▸ THE PROBLEM
Print all the data, keeping every line exactly as it is.

▸ TASK DATA
- - - - - - -
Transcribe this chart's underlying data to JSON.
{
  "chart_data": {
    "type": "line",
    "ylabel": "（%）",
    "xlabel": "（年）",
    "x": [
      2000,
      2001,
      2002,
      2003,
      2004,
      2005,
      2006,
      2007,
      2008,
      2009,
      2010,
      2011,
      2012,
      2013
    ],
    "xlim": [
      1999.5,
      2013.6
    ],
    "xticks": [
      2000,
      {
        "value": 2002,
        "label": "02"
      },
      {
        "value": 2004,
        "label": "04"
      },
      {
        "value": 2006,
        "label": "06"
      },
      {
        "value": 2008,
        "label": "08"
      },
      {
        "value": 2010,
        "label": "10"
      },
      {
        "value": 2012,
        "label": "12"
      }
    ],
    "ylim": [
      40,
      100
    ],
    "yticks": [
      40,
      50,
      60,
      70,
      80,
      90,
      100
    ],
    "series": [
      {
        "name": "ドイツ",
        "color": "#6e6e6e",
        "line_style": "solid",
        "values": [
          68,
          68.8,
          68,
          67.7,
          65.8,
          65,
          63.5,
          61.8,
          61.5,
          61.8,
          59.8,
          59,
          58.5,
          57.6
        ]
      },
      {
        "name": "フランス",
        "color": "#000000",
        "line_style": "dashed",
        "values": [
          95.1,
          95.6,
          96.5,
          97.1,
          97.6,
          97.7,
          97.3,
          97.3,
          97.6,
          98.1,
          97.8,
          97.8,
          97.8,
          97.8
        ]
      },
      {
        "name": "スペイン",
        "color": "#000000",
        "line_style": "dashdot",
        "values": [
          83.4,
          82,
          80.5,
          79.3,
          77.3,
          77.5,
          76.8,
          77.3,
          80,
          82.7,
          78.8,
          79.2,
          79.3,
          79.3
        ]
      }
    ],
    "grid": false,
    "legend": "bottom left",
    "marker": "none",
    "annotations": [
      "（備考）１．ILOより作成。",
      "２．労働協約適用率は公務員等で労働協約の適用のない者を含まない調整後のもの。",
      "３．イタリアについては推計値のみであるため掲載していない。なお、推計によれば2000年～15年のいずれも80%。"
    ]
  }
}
- - - - - - -
▸ FULL OUTPUT
Transcribe this chart's underlying data to JSON.
{
  "chart_data": {
    "type": "line",
    "ylabel": "（%）",
    "xlabel": "（年）",
    "x": [
      2000,
      2001,
      2002,
      2003,
      2004,
      2005,
      2006,
      2007,
      2008,
      2009,
      2010,
      2011,
      2012,
      2013
    ],
    "xlim": [
      1999.5,
      2013.6
    ],
    "xticks": [
      2000,
      {
        "value": 2002,
        "label": "02"
      },
      {
        "value": 2004,
        "label": "04"
      },
      {
        "value": 2006,
        "label": "06"
      },
      {
        "value": 2008,
        "label": "08"
      },
      {
        "value": 2010,
        "label": "10"
      },
      {
        "value": 2012,
        "label": "12"
      }
    ],
    "ylim": [
      40,
      100
    ],
    "yticks": [
      40,
      50,
      60,
      70,
      80,
      90,
      100
    ],
    "series": [
      {
        "name": "ドイツ",
        "color": "#6e6e6e",
        "line_style": "solid",
        "values": [
          68,
          68.8,
          68,
          67.7,
          65.8,
          65,
          63.5,
          61.8,
          61.5,
          61.8,
          59.8,
          59,
          58.5,
          57.6
        ]
      },
      {
        "name": "フランス",
        "color": "#000000",
        "line_style": "dashed",
        "values": [
          95.1,
          95.6,
          96.5,
          97.1,
          97.6,
          97.7,
          97.3,
          97.3,
          97.6,
          98.1,
          97.8,
          97.8,
          97.8,
          97.8
        ]
      },
      {
        "name": "スペイン",
        "color": "#000000",
        "line_style": "dashdot",
        "values": [
          83.4,
          82,
          80.5,
          79.3,
          77.3,
          77.5,
          76.8,
          77.3,
          80,
          82.7,
          78.8,
          79.2,
          79.3,
          79.3
        ]
      }
    ],
    "grid": false,
    "legend": "bottom left",
    "marker": "none",
    "annotations": [
      "（備考）１．ILOより作成。",
      "２．労働協約適用率は公務員等で労働協約の適用のない者を含まない調整後のもの。",
      "３．イタリアについては推計値のみであるため掲載していない。なお、推計によれば2000年～15年のいずれも80%。"
    ]
  }
}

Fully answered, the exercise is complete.